[Data items]

■ ■ ■ ■

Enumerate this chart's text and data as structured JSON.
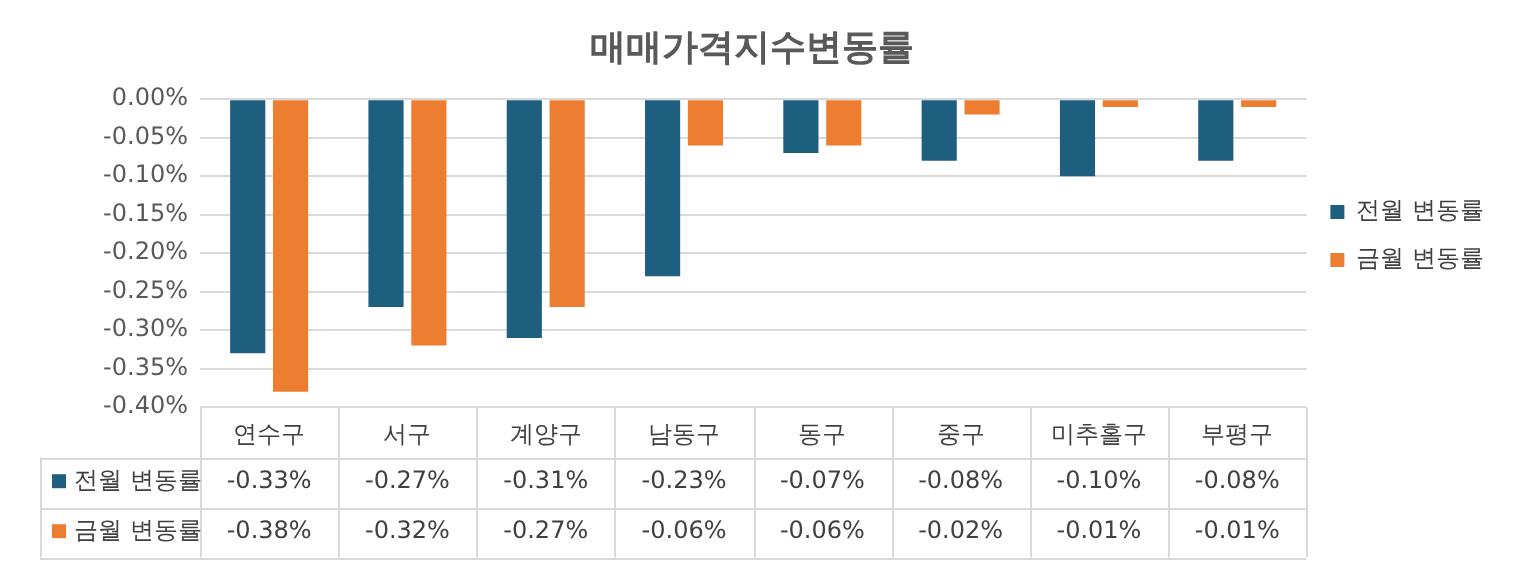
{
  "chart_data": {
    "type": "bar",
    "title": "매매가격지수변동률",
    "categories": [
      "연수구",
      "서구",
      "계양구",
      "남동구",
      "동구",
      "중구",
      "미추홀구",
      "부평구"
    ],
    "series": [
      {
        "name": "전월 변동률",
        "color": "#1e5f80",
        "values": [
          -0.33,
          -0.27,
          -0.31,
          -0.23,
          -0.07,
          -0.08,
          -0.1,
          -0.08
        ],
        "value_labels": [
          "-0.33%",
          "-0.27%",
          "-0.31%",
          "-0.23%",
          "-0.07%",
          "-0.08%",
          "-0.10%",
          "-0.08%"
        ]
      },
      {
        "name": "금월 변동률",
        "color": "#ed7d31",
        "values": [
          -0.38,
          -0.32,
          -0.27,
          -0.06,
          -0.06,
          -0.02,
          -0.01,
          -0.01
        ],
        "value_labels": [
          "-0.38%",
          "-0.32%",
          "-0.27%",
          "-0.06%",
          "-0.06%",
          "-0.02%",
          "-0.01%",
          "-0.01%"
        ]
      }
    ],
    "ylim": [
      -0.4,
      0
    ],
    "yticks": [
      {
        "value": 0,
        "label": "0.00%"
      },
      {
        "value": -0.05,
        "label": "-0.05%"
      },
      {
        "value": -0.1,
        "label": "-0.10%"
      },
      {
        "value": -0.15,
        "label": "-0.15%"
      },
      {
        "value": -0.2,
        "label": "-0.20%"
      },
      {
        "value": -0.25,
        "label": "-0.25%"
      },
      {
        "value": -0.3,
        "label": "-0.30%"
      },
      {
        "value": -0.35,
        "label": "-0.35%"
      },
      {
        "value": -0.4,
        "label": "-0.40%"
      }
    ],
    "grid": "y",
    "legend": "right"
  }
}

■ ■ ■ ■

§ **Given problem**
Leave out every picture and copy the rest of the records exactly.

§ **Exercise result**
Enumerate this chart's text and data as structured JSON.
{
  "chart_data": {
    "type": "bar",
    "title": "매매가격지수변동률",
    "categories": [
      "연수구",
      "서구",
      "계양구",
      "남동구",
      "동구",
      "중구",
      "미추홀구",
      "부평구"
    ],
    "series": [
      {
        "name": "전월 변동률",
        "color": "#1e5f80",
        "values": [
          -0.33,
          -0.27,
          -0.31,
          -0.23,
          -0.07,
          -0.08,
          -0.1,
          -0.08
        ],
        "value_labels": [
          "-0.33%",
          "-0.27%",
          "-0.31%",
          "-0.23%",
          "-0.07%",
          "-0.08%",
          "-0.10%",
          "-0.08%"
        ]
      },
      {
        "name": "금월 변동률",
        "color": "#ed7d31",
        "values": [
          -0.38,
          -0.32,
          -0.27,
          -0.06,
          -0.06,
          -0.02,
          -0.01,
          -0.01
        ],
        "value_labels": [
          "-0.38%",
          "-0.32%",
          "-0.27%",
          "-0.06%",
          "-0.06%",
          "-0.02%",
          "-0.01%",
          "-0.01%"
        ]
      }
    ],
    "ylim": [
      -0.4,
      0
    ],
    "yticks": [
      {
        "value": 0,
        "label": "0.00%"
      },
      {
        "value": -0.05,
        "label": "-0.05%"
      },
      {
        "value": -0.1,
        "label": "-0.10%"
      },
      {
        "value": -0.15,
        "label": "-0.15%"
      },
      {
        "value": -0.2,
        "label": "-0.20%"
      },
      {
        "value": -0.25,
        "label": "-0.25%"
      },
      {
        "value": -0.3,
        "label": "-0.30%"
      },
      {
        "value": -0.35,
        "label": "-0.35%"
      },
      {
        "value": -0.4,
        "label": "-0.40%"
      }
    ],
    "grid": "y",
    "legend": "right"
  }
}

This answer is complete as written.